[Data entries]
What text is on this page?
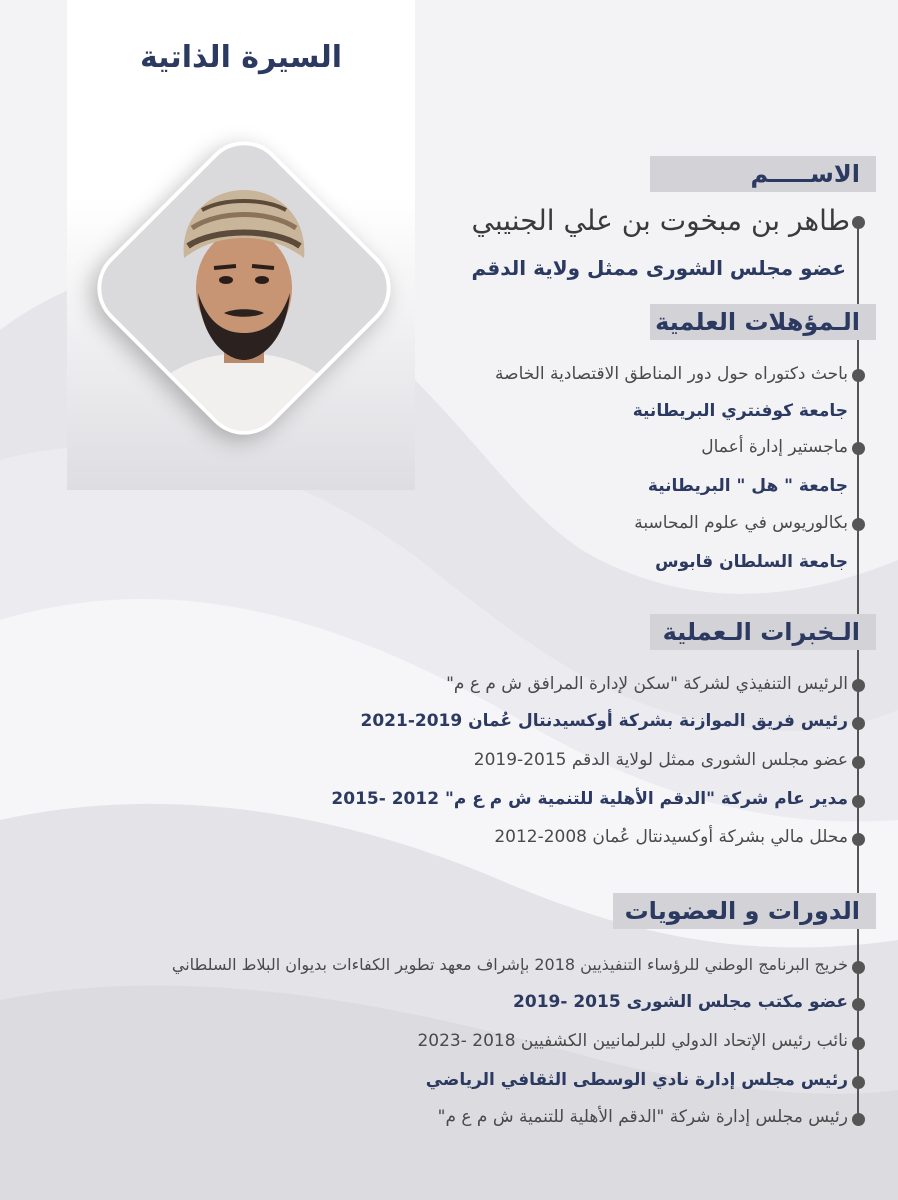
السيرة الذاتية
الاســـــم
طاهر بن مبخوت بن علي الجنيبي
عضو مجلس الشورى ممثل ولاية الدقم
الـمؤهلات العلمية
باحث دكتوراه حول دور المناطق الاقتصادية الخاصة
جامعة كوفنتري البريطانية
ماجستير إدارة أعمال
جامعة " هل " البريطانية
بكالوريوس في علوم المحاسبة
جامعة السلطان قابوس
الـخبرات الـعملية
الرئيس التنفيذي لشركة "سكن لإدارة المرافق ش م ع م"
رئيس فريق الموازنة بشركة أوكسيدنتال عُمان 2019-2021
عضو مجلس الشورى ممثل لولاية الدقم 2015-2019
مدير عام شركة "الدقم الأهلية للتنمية ش م ع م" 2012 -2015
محلل مالي بشركة أوكسيدنتال عُمان 2008-2012
الدورات و العضويات
خريج البرنامج الوطني للرؤساء التنفيذيين 2018 بإشراف معهد تطوير الكفاءات بديوان البلاط السلطاني
عضو مكتب مجلس الشورى 2015 -2019
نائب رئيس الإتحاد الدولي للبرلمانيين الكشفيين 2018 -2023
رئيس مجلس إدارة نادي الوسطى الثقافي الرياضي
رئيس مجلس إدارة شركة "الدقم الأهلية للتنمية ش م ع م"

WHAT IS NEEDED =
All of the entries above should be duplicated exactly, except for the pictures.

SOLUTION FOR THIS EXERCISE =
What text is on this page?
السيرة الذاتية
الاســـــم
طاهر بن مبخوت بن علي الجنيبي
عضو مجلس الشورى ممثل ولاية الدقم
الـمؤهلات العلمية
باحث دكتوراه حول دور المناطق الاقتصادية الخاصة
جامعة كوفنتري البريطانية
ماجستير إدارة أعمال
جامعة " هل " البريطانية
بكالوريوس في علوم المحاسبة
جامعة السلطان قابوس
الـخبرات الـعملية
الرئيس التنفيذي لشركة "سكن لإدارة المرافق ش م ع م"
رئيس فريق الموازنة بشركة أوكسيدنتال عُمان 2019-2021
عضو مجلس الشورى ممثل لولاية الدقم 2015-2019
مدير عام شركة "الدقم الأهلية للتنمية ش م ع م" 2012 -2015
محلل مالي بشركة أوكسيدنتال عُمان 2008-2012
الدورات و العضويات
خريج البرنامج الوطني للرؤساء التنفيذيين 2018 بإشراف معهد تطوير الكفاءات بديوان البلاط السلطاني
عضو مكتب مجلس الشورى 2015 -2019
نائب رئيس الإتحاد الدولي للبرلمانيين الكشفيين 2018 -2023
رئيس مجلس إدارة نادي الوسطى الثقافي الرياضي
رئيس مجلس إدارة شركة "الدقم الأهلية للتنمية ش م ع م"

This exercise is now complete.